• EXERCISE DETAILS
Print every entry, word for word, and skip the images.
[start of DATASET ROWS]
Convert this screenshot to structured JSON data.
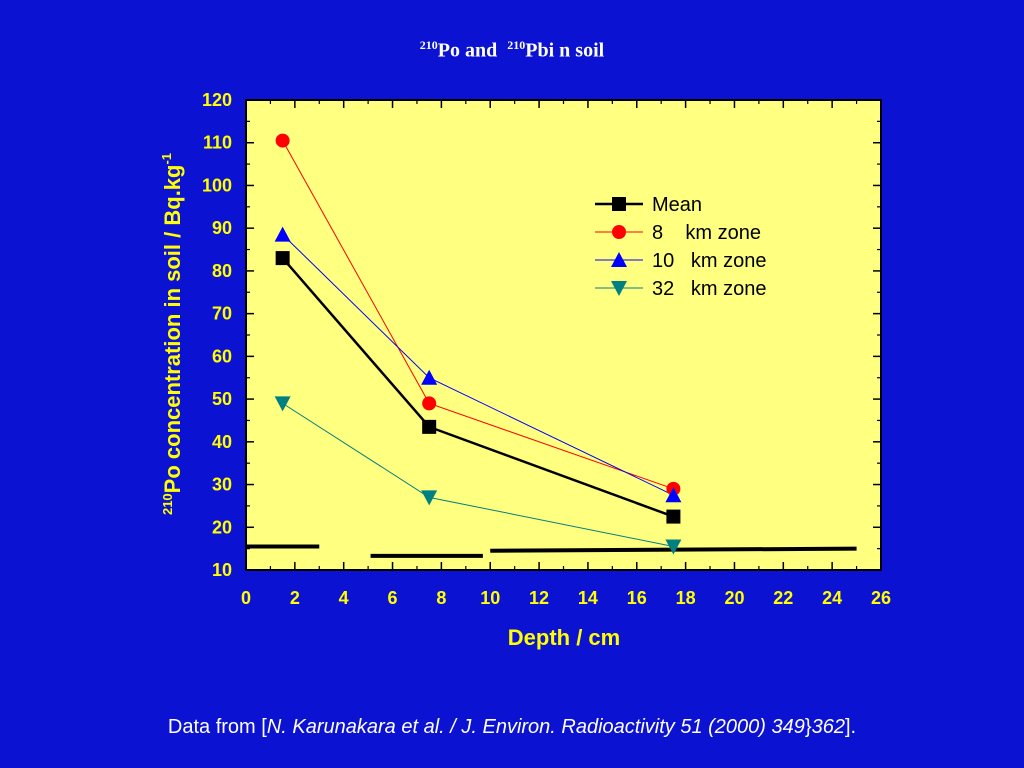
{
  "slide": {
    "title": {
      "sup1": "210",
      "part1": "Po and ",
      "sup2": "210",
      "part2": "Pbi n soil"
    },
    "caption": {
      "prefix": "Data from [",
      "citation": "N. Karunakara et al. / J. Environ. Radioactivity 51 (2000) 349",
      "separator": "}",
      "pages_end": "362",
      "suffix": "]."
    }
  },
  "chart_data": {
    "type": "line",
    "xlabel": "Depth / cm",
    "ylabel": {
      "sup": "210",
      "text": "Po concentration in soil / Bq.kg",
      "exponent": "-1"
    },
    "xlim": [
      0,
      26
    ],
    "ylim": [
      10,
      120
    ],
    "xticks": [
      0,
      2,
      4,
      6,
      8,
      10,
      12,
      14,
      16,
      18,
      20,
      22,
      24,
      26
    ],
    "yticks": [
      10,
      20,
      30,
      40,
      50,
      60,
      70,
      80,
      90,
      100,
      110,
      120
    ],
    "grid": false,
    "legend_position": "top-right",
    "series": [
      {
        "name": "Mean",
        "x": [
          1.5,
          7.5,
          17.5
        ],
        "y": [
          83,
          43.5,
          22.5
        ],
        "color": "#000000",
        "marker": "square",
        "line_width": 2.5
      },
      {
        "name": "8    km zone",
        "x": [
          1.5,
          7.5,
          17.5
        ],
        "y": [
          110.5,
          49,
          29
        ],
        "color": "#ff0000",
        "marker": "circle",
        "line_width": 1
      },
      {
        "name": "10   km zone",
        "x": [
          1.5,
          7.5,
          17.5
        ],
        "y": [
          88.5,
          55,
          27.5
        ],
        "color": "#0000ff",
        "marker": "triangle-up",
        "line_width": 1
      },
      {
        "name": "32   km zone",
        "x": [
          1.5,
          7.5,
          17.5
        ],
        "y": [
          49,
          27,
          15.5
        ],
        "color": "#008080",
        "marker": "triangle-down",
        "line_width": 1
      }
    ],
    "reference_segments": [
      {
        "x": [
          0,
          3
        ],
        "y": [
          15.5,
          15.5
        ]
      },
      {
        "x": [
          5.1,
          9.7
        ],
        "y": [
          13.3,
          13.3
        ]
      },
      {
        "x": [
          10,
          25
        ],
        "y": [
          14.5,
          15
        ]
      }
    ],
    "colors": {
      "background": "#0b12d2",
      "plot_area": "#ffff80",
      "axis_text": "#ffff00",
      "caption_text": "#ffffff"
    }
  }
}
[end of DATASET ROWS]
• COMPLETE RESPONSE
Convert this screenshot to structured JSON data.
{
  "slide": {
    "title": {
      "sup1": "210",
      "part1": "Po and ",
      "sup2": "210",
      "part2": "Pbi n soil"
    },
    "caption": {
      "prefix": "Data from [",
      "citation": "N. Karunakara et al. / J. Environ. Radioactivity 51 (2000) 349",
      "separator": "}",
      "pages_end": "362",
      "suffix": "]."
    }
  },
  "chart_data": {
    "type": "line",
    "xlabel": "Depth / cm",
    "ylabel": {
      "sup": "210",
      "text": "Po concentration in soil / Bq.kg",
      "exponent": "-1"
    },
    "xlim": [
      0,
      26
    ],
    "ylim": [
      10,
      120
    ],
    "xticks": [
      0,
      2,
      4,
      6,
      8,
      10,
      12,
      14,
      16,
      18,
      20,
      22,
      24,
      26
    ],
    "yticks": [
      10,
      20,
      30,
      40,
      50,
      60,
      70,
      80,
      90,
      100,
      110,
      120
    ],
    "grid": false,
    "legend_position": "top-right",
    "series": [
      {
        "name": "Mean",
        "x": [
          1.5,
          7.5,
          17.5
        ],
        "y": [
          83,
          43.5,
          22.5
        ],
        "color": "#000000",
        "marker": "square",
        "line_width": 2.5
      },
      {
        "name": "8    km zone",
        "x": [
          1.5,
          7.5,
          17.5
        ],
        "y": [
          110.5,
          49,
          29
        ],
        "color": "#ff0000",
        "marker": "circle",
        "line_width": 1
      },
      {
        "name": "10   km zone",
        "x": [
          1.5,
          7.5,
          17.5
        ],
        "y": [
          88.5,
          55,
          27.5
        ],
        "color": "#0000ff",
        "marker": "triangle-up",
        "line_width": 1
      },
      {
        "name": "32   km zone",
        "x": [
          1.5,
          7.5,
          17.5
        ],
        "y": [
          49,
          27,
          15.5
        ],
        "color": "#008080",
        "marker": "triangle-down",
        "line_width": 1
      }
    ],
    "reference_segments": [
      {
        "x": [
          0,
          3
        ],
        "y": [
          15.5,
          15.5
        ]
      },
      {
        "x": [
          5.1,
          9.7
        ],
        "y": [
          13.3,
          13.3
        ]
      },
      {
        "x": [
          10,
          25
        ],
        "y": [
          14.5,
          15
        ]
      }
    ],
    "colors": {
      "background": "#0b12d2",
      "plot_area": "#ffff80",
      "axis_text": "#ffff00",
      "caption_text": "#ffffff"
    }
  }
}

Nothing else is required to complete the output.